Stored entries

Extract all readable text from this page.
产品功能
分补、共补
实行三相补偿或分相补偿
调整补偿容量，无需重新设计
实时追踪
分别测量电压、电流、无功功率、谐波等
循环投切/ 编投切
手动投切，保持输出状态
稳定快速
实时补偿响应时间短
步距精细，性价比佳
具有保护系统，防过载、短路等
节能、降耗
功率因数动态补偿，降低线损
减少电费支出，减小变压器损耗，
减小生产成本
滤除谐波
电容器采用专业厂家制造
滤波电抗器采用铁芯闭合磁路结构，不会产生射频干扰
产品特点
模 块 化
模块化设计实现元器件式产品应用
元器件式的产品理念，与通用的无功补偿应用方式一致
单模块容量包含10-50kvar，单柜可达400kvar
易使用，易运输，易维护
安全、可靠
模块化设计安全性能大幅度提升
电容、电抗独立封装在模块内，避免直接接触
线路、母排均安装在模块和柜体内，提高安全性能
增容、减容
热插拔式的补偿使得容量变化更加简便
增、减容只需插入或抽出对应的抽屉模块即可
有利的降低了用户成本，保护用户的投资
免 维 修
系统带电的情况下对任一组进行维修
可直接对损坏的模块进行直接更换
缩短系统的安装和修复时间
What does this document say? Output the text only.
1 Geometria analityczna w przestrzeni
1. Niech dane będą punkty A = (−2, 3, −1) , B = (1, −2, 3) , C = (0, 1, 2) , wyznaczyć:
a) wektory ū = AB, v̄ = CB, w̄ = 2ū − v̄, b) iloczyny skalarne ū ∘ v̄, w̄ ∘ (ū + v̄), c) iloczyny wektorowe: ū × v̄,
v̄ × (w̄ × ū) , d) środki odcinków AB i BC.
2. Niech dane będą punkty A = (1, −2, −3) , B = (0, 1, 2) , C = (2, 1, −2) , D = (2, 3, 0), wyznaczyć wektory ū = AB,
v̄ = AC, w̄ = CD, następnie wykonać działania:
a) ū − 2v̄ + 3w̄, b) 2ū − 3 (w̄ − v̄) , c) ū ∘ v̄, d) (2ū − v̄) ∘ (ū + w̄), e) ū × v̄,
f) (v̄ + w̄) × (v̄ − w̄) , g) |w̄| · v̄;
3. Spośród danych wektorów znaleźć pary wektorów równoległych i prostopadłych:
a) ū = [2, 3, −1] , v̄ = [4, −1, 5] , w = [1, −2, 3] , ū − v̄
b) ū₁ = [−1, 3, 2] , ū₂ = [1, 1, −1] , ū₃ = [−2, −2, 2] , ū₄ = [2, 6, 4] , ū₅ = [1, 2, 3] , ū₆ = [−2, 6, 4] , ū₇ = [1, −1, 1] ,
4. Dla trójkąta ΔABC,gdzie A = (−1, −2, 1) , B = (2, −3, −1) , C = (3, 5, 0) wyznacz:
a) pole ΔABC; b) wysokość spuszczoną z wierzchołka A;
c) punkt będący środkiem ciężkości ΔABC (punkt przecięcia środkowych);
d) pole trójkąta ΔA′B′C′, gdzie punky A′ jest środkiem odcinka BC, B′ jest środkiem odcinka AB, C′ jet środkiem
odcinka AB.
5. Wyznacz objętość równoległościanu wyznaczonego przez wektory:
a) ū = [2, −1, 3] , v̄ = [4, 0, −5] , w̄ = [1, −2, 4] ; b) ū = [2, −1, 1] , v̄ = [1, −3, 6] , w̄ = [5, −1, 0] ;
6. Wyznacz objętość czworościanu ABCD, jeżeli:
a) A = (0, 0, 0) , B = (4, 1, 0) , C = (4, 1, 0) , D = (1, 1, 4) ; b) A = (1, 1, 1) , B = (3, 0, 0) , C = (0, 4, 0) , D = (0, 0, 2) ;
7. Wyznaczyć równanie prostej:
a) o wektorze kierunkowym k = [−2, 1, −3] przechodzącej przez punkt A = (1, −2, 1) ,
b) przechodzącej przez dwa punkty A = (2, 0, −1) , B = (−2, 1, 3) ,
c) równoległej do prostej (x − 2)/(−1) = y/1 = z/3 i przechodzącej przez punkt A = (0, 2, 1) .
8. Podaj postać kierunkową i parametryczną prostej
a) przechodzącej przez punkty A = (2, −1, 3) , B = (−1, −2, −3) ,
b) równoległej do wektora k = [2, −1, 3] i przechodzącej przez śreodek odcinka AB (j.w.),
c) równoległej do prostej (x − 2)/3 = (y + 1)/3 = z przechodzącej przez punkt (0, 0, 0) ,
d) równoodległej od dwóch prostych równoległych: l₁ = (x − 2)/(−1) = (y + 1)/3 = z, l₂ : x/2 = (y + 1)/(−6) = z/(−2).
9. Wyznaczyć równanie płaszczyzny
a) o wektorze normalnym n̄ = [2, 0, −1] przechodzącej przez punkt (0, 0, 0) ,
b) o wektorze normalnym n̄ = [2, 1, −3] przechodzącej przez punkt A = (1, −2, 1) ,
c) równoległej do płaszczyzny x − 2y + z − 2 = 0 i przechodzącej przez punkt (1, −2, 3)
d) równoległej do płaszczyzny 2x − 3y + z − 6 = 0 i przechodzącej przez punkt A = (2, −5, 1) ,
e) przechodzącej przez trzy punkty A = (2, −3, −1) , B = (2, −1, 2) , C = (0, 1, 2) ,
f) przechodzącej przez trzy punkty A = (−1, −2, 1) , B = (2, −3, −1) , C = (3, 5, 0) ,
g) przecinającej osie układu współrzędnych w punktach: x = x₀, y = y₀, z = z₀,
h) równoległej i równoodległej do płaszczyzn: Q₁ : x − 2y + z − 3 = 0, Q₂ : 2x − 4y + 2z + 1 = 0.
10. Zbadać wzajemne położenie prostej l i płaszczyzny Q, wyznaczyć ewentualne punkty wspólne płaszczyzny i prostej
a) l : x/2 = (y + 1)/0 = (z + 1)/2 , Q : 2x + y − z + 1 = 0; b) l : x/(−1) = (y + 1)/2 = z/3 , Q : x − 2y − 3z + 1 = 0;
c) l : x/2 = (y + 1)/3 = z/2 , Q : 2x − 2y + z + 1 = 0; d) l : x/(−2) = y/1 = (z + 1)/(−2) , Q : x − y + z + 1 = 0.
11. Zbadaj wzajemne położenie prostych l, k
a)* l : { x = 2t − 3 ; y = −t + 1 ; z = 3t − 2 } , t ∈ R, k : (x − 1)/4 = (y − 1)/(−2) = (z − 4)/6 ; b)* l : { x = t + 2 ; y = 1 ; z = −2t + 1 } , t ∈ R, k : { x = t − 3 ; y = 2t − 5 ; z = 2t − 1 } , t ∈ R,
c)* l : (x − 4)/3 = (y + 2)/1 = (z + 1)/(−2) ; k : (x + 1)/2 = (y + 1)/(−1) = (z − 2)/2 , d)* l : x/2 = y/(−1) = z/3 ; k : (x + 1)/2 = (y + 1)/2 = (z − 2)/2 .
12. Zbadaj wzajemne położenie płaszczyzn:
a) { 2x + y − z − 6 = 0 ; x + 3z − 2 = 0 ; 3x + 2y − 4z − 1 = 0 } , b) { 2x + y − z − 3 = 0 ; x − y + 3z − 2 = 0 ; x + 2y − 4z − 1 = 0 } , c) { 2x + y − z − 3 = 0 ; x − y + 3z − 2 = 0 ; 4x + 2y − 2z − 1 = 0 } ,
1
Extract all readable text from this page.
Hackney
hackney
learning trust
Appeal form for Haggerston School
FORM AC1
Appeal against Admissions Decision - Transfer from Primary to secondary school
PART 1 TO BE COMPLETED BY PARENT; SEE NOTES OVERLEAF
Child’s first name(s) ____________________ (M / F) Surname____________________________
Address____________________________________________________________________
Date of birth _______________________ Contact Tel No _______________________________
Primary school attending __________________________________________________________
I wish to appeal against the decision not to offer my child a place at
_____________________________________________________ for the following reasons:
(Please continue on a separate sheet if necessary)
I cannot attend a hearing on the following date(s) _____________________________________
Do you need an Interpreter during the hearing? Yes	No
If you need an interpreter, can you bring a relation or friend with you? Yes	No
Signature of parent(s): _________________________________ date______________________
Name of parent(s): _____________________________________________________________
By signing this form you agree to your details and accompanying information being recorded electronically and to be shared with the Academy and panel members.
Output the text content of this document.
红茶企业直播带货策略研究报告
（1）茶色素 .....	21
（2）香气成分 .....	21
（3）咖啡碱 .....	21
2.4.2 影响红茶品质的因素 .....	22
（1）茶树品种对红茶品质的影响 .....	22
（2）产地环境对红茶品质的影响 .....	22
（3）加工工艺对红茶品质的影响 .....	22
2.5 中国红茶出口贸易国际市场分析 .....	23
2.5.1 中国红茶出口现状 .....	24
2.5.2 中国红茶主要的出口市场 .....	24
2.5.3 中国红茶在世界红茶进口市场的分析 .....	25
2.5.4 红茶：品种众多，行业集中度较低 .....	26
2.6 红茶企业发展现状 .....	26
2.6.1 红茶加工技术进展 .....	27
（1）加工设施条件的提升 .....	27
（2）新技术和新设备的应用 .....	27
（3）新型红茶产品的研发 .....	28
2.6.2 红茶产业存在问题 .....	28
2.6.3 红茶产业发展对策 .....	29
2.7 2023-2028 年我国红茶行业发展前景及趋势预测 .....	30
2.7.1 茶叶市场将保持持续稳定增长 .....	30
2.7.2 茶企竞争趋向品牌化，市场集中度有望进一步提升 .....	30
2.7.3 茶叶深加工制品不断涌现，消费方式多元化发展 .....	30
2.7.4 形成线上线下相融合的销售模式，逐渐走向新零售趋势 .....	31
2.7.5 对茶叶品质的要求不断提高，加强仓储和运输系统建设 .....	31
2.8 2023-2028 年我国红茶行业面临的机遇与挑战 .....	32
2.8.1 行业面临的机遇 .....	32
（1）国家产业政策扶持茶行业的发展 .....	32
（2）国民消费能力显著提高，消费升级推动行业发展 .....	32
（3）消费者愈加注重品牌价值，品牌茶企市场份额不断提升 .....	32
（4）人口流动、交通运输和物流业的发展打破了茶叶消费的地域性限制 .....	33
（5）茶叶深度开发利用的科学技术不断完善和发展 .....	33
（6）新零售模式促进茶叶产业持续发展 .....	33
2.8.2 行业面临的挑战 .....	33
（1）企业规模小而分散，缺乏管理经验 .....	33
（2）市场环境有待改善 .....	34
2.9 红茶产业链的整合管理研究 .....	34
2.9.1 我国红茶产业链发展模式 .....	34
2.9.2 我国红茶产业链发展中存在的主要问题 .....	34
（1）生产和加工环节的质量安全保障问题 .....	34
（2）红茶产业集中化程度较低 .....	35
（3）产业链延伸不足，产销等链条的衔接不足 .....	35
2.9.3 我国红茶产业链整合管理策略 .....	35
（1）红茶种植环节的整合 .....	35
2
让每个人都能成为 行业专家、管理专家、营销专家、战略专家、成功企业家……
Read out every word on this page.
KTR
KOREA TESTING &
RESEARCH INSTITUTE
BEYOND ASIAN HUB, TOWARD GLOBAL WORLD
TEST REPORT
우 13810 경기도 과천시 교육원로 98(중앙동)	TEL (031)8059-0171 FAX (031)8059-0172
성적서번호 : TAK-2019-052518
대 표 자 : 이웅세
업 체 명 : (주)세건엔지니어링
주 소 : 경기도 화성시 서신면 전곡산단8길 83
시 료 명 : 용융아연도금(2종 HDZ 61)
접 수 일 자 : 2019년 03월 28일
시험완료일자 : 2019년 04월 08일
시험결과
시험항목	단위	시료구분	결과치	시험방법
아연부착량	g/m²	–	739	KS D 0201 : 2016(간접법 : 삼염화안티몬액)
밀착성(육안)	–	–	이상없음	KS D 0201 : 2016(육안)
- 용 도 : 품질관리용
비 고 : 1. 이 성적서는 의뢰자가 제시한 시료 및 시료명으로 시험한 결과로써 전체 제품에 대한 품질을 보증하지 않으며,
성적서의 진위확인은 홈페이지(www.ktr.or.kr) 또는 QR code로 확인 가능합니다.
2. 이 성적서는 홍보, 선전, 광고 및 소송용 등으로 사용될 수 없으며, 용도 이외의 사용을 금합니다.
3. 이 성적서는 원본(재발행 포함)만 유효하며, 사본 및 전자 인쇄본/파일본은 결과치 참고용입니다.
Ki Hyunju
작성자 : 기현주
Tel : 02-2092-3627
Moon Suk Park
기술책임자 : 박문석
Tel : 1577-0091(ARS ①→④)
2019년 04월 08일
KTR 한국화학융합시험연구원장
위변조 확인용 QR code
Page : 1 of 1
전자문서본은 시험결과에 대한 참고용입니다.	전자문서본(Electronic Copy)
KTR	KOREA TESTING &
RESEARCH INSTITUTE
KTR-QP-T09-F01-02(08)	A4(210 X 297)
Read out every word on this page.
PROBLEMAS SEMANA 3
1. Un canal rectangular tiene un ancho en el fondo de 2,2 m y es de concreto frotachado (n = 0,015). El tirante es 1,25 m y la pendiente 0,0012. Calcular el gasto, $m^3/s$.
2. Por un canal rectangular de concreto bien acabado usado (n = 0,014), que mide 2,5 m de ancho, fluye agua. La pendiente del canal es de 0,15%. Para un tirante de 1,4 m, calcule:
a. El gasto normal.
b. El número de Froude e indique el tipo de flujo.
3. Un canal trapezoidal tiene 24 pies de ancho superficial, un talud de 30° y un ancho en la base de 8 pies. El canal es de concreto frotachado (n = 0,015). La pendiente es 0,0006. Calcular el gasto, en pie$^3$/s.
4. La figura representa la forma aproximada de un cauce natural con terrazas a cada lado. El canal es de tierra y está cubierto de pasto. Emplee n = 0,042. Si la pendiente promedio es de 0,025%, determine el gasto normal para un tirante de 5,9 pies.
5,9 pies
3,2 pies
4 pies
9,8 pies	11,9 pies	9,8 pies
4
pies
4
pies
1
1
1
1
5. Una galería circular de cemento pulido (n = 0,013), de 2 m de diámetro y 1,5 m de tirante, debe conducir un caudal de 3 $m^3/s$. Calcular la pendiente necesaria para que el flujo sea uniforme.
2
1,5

WHAT YOU HAVE TO DO =
State the count of lines that contain the string "frotachado". Nothing else is needed.

EXERCISE ANSWER =
2